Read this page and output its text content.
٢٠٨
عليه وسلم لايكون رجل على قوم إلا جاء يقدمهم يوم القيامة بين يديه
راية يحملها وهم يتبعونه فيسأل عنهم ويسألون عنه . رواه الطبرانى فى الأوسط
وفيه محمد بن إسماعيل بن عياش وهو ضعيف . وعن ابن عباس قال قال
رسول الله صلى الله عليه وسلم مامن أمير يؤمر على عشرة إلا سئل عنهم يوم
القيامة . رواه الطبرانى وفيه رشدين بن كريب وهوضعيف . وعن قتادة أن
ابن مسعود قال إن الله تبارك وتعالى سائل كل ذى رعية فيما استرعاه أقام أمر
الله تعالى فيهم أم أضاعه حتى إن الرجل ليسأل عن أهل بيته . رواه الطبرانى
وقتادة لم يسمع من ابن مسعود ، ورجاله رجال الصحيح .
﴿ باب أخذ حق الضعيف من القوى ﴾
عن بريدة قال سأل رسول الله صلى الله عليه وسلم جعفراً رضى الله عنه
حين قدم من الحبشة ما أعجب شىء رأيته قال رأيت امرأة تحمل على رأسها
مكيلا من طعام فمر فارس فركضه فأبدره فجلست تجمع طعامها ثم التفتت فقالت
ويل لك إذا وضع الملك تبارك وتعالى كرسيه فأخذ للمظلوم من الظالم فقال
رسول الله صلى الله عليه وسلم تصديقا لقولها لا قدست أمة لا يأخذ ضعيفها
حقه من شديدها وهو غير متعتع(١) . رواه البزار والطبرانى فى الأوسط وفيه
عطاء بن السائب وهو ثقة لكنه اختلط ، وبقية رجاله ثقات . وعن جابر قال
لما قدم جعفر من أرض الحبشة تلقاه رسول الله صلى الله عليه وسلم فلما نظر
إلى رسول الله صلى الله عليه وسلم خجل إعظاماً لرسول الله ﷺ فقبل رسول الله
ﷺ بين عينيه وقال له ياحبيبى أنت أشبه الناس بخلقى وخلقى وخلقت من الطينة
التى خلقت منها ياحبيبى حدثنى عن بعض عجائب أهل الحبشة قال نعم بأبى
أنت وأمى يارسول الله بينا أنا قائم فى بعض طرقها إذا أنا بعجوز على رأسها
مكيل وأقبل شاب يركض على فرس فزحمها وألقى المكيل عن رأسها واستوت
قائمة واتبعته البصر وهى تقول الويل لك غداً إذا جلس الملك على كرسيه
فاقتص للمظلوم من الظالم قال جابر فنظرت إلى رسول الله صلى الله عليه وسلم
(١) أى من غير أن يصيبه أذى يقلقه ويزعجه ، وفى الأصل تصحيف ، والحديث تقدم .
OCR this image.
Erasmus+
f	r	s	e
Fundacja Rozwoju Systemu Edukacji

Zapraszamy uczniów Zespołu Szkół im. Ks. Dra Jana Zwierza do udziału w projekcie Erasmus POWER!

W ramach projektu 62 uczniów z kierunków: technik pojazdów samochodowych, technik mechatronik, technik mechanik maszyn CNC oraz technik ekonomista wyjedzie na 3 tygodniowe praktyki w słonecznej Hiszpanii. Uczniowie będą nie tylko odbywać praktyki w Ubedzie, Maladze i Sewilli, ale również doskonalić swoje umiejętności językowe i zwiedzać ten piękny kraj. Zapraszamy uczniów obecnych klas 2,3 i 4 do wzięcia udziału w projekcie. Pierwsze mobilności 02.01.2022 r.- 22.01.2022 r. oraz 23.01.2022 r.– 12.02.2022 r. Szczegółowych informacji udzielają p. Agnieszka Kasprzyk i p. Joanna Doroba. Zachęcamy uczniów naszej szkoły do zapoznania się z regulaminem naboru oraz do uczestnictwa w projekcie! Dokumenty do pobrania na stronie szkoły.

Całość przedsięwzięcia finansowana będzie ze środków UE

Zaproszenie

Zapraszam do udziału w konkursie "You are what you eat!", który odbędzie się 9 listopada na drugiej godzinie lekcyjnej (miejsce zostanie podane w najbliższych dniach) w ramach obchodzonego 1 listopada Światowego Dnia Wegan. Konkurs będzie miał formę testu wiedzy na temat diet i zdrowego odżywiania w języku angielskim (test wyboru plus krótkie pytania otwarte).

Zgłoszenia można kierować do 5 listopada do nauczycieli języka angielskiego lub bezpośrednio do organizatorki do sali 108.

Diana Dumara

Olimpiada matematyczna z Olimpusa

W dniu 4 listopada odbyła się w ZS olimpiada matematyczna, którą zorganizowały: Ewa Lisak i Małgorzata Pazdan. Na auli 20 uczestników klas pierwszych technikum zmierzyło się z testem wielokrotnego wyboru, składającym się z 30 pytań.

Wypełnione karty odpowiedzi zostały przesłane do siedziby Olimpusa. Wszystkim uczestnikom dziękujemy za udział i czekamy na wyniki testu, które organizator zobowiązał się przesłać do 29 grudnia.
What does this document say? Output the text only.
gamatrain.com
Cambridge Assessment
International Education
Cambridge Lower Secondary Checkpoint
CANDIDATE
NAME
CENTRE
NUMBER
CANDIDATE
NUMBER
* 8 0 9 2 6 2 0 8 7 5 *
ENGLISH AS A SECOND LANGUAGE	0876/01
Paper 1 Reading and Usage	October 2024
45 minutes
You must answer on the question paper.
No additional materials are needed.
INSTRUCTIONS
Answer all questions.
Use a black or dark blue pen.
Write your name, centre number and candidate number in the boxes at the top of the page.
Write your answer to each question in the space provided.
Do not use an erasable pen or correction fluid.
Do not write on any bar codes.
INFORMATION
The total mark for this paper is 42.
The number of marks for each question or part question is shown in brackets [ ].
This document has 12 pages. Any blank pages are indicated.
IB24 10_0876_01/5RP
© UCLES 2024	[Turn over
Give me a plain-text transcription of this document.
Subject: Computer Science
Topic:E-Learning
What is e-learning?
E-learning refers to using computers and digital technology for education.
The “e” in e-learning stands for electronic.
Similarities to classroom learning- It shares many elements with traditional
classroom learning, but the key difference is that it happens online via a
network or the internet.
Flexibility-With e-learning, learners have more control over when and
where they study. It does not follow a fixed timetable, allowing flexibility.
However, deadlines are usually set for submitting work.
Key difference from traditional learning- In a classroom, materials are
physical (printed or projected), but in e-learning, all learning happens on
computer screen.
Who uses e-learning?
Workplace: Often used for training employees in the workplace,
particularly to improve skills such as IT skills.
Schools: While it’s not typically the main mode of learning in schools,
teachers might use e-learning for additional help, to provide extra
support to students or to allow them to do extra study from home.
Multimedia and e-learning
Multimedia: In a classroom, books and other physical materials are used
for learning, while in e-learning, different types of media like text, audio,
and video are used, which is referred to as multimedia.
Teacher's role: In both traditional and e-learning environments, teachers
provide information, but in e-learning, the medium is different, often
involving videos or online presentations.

**The problem:** Take each line of the material that contains the word "over" and list it.

**Task result:**
© UCLES 2024	[Turn over
Flexibility-With e-learning, learners have more control over when and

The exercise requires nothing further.